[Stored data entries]
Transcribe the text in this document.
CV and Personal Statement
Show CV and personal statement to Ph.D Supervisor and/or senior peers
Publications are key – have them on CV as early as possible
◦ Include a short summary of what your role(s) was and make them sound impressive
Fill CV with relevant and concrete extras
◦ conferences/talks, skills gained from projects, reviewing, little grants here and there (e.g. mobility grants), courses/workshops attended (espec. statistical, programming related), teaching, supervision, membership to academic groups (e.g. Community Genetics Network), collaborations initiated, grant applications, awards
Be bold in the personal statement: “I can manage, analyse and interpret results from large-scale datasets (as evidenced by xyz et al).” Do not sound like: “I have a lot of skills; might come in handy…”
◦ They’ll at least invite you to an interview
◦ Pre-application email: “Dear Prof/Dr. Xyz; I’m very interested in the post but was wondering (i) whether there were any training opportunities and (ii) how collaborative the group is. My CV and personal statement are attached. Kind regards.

Written task
Restate all of the entries above precisely.

Output for this exercise
Transcribe the text in this document.
CV and Personal Statement
Show CV and personal statement to Ph.D Supervisor and/or senior peers
Publications are key – have them on CV as early as possible
◦ Include a short summary of what your role(s) was and make them sound impressive
Fill CV with relevant and concrete extras
◦ conferences/talks, skills gained from projects, reviewing, little grants here and there (e.g. mobility grants), courses/workshops attended (espec. statistical, programming related), teaching, supervision, membership to academic groups (e.g. Community Genetics Network), collaborations initiated, grant applications, awards
Be bold in the personal statement: “I can manage, analyse and interpret results from large-scale datasets (as evidenced by xyz et al).” Do not sound like: “I have a lot of skills; might come in handy…”
◦ They’ll at least invite you to an interview
◦ Pre-application email: “Dear Prof/Dr. Xyz; I’m very interested in the post but was wondering (i) whether there were any training opportunities and (ii) how collaborative the group is. My CV and personal statement are attached. Kind regards.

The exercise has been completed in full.